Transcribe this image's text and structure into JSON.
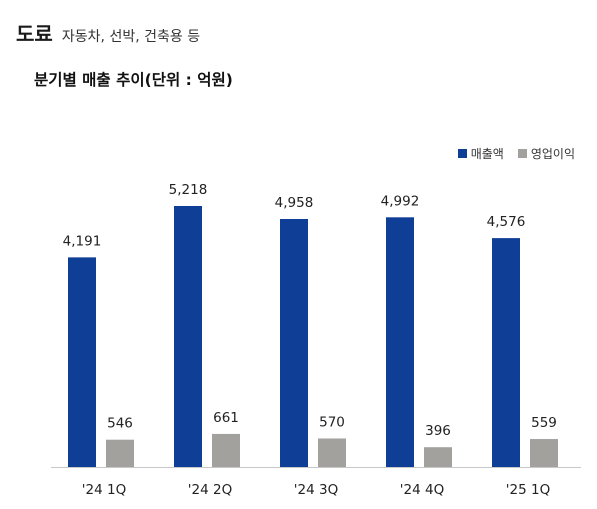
{
  "header": {
    "main": "도료",
    "sub": "자동차, 선박, 건축용 등"
  },
  "chart_data": {
    "type": "bar",
    "title": "분기별 매출 추이(단위 : 억원)",
    "categories": [
      "'24 1Q",
      "'24 2Q",
      "'24 3Q",
      "'24 4Q",
      "'25 1Q"
    ],
    "series": [
      {
        "name": "매출액",
        "values": [
          4191,
          5218,
          4958,
          4992,
          4576
        ],
        "labels": [
          "4,191",
          "5,218",
          "4,958",
          "4,992",
          "4,576"
        ],
        "color": "#0f3e96"
      },
      {
        "name": "영업이익",
        "values": [
          546,
          661,
          570,
          396,
          559
        ],
        "labels": [
          "546",
          "661",
          "570",
          "396",
          "559"
        ],
        "color": "#a3a19e"
      }
    ],
    "ylim": [
      0,
      5218
    ],
    "legend_position": "top-right",
    "grid": false
  }
}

### EXERCISE DESCRIPTION
Copy the material above exactly and drop the pictures.

### SOLUTION TO THE PROBLEM
Transcribe this image's text and structure into JSON.
{
  "header": {
    "main": "도료",
    "sub": "자동차, 선박, 건축용 등"
  },
  "chart_data": {
    "type": "bar",
    "title": "분기별 매출 추이(단위 : 억원)",
    "categories": [
      "'24 1Q",
      "'24 2Q",
      "'24 3Q",
      "'24 4Q",
      "'25 1Q"
    ],
    "series": [
      {
        "name": "매출액",
        "values": [
          4191,
          5218,
          4958,
          4992,
          4576
        ],
        "labels": [
          "4,191",
          "5,218",
          "4,958",
          "4,992",
          "4,576"
        ],
        "color": "#0f3e96"
      },
      {
        "name": "영업이익",
        "values": [
          546,
          661,
          570,
          396,
          559
        ],
        "labels": [
          "546",
          "661",
          "570",
          "396",
          "559"
        ],
        "color": "#a3a19e"
      }
    ],
    "ylim": [
      0,
      5218
    ],
    "legend_position": "top-right",
    "grid": false
  }
}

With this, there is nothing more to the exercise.